- How to complete this task -
Each entry below must be repeated exactly. Leave the pictures out of it.

- Materials provided -
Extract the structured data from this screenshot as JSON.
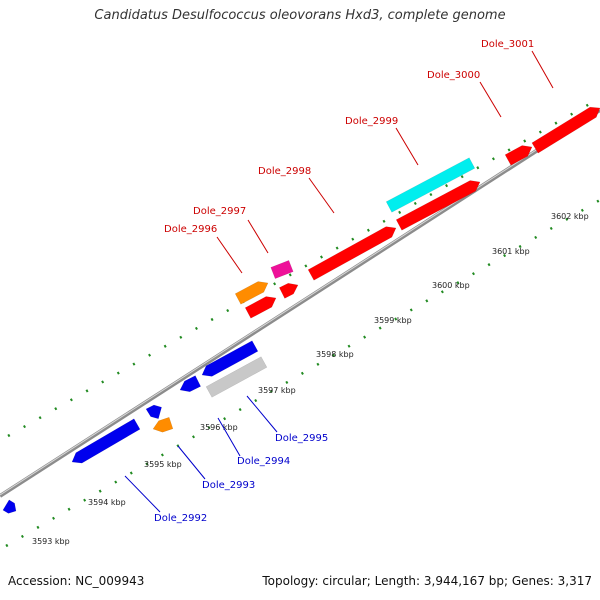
{
  "title": "Candidatus Desulfococcus oleovorans Hxd3, complete genome",
  "footer": {
    "accession": "Accession: NC_009943",
    "summary": "Topology: circular; Length: 3,944,167 bp; Genes: 3,317"
  },
  "colors": {
    "forward_label": "#cc0000",
    "reverse_label": "#0000cc",
    "red_gene": "#ff0000",
    "blue_gene": "#0000ee",
    "orange_gene": "#ff8c00",
    "magenta_gene": "#ee1199",
    "cyan_gene": "#00eeee",
    "gray_gene": "#c8c8c8",
    "backbone": "#8c8c8c",
    "tick": "#228b22"
  },
  "kbp_labels": [
    "3593 kbp",
    "3594 kbp",
    "3595 kbp",
    "3596 kbp",
    "3597 kbp",
    "3598 kbp",
    "3599 kbp",
    "3600 kbp",
    "3601 kbp",
    "3602 kbp"
  ],
  "gene_labels": [
    {
      "text": "Dole_2992",
      "strand": "reverse"
    },
    {
      "text": "Dole_2993",
      "strand": "reverse"
    },
    {
      "text": "Dole_2994",
      "strand": "reverse"
    },
    {
      "text": "Dole_2995",
      "strand": "reverse"
    },
    {
      "text": "Dole_2996",
      "strand": "forward"
    },
    {
      "text": "Dole_2997",
      "strand": "forward"
    },
    {
      "text": "Dole_2998",
      "strand": "forward"
    },
    {
      "text": "Dole_2999",
      "strand": "forward"
    },
    {
      "text": "Dole_3000",
      "strand": "forward"
    },
    {
      "text": "Dole_3001",
      "strand": "forward"
    }
  ]
}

- Solved problem -
Extract the structured data from this screenshot as JSON.
{
  "title": "Candidatus Desulfococcus oleovorans Hxd3, complete genome",
  "footer": {
    "accession": "Accession: NC_009943",
    "summary": "Topology: circular; Length: 3,944,167 bp; Genes: 3,317"
  },
  "colors": {
    "forward_label": "#cc0000",
    "reverse_label": "#0000cc",
    "red_gene": "#ff0000",
    "blue_gene": "#0000ee",
    "orange_gene": "#ff8c00",
    "magenta_gene": "#ee1199",
    "cyan_gene": "#00eeee",
    "gray_gene": "#c8c8c8",
    "backbone": "#8c8c8c",
    "tick": "#228b22"
  },
  "kbp_labels": [
    "3593 kbp",
    "3594 kbp",
    "3595 kbp",
    "3596 kbp",
    "3597 kbp",
    "3598 kbp",
    "3599 kbp",
    "3600 kbp",
    "3601 kbp",
    "3602 kbp"
  ],
  "gene_labels": [
    {
      "text": "Dole_2992",
      "strand": "reverse"
    },
    {
      "text": "Dole_2993",
      "strand": "reverse"
    },
    {
      "text": "Dole_2994",
      "strand": "reverse"
    },
    {
      "text": "Dole_2995",
      "strand": "reverse"
    },
    {
      "text": "Dole_2996",
      "strand": "forward"
    },
    {
      "text": "Dole_2997",
      "strand": "forward"
    },
    {
      "text": "Dole_2998",
      "strand": "forward"
    },
    {
      "text": "Dole_2999",
      "strand": "forward"
    },
    {
      "text": "Dole_3000",
      "strand": "forward"
    },
    {
      "text": "Dole_3001",
      "strand": "forward"
    }
  ]
}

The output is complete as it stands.